— To be done —
Among the entries, which lines carry the string "confidential"? Copy each of them.
----------
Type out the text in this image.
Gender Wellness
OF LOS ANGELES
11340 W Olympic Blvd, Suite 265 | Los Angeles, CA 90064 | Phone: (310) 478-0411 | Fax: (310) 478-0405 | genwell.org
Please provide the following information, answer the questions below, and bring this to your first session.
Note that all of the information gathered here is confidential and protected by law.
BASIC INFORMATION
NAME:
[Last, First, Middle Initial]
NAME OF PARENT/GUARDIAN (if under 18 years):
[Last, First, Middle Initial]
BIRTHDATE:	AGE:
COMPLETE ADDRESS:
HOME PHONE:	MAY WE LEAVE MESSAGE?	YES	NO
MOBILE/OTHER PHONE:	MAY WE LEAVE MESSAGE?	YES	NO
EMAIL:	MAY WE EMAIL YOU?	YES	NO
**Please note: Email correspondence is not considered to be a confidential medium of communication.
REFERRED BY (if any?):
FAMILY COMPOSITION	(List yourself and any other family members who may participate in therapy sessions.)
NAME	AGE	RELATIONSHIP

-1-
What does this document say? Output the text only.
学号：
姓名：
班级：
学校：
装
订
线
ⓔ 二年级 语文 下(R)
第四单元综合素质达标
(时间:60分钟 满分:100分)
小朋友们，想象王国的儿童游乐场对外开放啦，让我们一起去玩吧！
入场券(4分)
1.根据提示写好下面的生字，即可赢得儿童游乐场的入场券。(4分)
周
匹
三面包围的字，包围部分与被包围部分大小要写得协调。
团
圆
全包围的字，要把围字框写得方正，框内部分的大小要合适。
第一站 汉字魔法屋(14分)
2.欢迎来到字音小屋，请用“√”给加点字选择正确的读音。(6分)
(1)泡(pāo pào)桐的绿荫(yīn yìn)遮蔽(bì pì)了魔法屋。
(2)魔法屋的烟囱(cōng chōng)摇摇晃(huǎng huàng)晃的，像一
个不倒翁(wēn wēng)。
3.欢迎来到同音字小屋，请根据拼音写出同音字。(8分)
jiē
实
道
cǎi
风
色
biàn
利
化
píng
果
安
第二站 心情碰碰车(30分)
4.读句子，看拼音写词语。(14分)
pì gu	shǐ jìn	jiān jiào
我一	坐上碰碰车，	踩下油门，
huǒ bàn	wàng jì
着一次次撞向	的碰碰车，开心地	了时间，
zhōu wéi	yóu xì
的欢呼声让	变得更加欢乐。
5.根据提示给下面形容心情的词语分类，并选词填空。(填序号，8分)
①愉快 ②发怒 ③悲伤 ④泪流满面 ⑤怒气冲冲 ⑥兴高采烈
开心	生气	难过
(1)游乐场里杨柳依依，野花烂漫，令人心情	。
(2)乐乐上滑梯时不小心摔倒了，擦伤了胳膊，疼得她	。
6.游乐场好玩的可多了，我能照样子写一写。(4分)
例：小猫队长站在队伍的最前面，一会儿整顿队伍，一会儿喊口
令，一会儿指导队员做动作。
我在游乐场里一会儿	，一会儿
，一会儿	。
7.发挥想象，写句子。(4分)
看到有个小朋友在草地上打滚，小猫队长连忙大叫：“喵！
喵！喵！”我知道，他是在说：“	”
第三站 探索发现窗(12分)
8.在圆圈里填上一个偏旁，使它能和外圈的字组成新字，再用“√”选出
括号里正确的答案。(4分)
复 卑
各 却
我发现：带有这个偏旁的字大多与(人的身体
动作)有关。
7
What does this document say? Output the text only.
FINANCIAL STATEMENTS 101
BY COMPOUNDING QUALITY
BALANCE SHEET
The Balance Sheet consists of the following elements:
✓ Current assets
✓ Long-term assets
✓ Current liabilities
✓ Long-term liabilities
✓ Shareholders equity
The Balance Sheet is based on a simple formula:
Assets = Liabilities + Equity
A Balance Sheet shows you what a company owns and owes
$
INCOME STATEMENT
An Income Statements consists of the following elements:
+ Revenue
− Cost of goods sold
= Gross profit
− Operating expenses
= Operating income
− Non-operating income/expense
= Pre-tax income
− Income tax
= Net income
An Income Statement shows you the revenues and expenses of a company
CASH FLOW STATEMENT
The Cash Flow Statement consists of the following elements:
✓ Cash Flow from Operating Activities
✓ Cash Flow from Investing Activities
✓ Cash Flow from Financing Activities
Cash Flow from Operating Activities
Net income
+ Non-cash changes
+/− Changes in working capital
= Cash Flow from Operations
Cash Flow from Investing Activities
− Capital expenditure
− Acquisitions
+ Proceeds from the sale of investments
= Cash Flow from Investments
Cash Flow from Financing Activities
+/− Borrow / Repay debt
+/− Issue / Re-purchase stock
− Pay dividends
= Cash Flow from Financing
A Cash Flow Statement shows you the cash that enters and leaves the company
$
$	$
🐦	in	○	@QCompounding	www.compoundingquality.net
----------
— Response —
Note that all of the information gathered here is confidential and protected by law.
**Please note: Email correspondence is not considered to be a confidential medium of communication.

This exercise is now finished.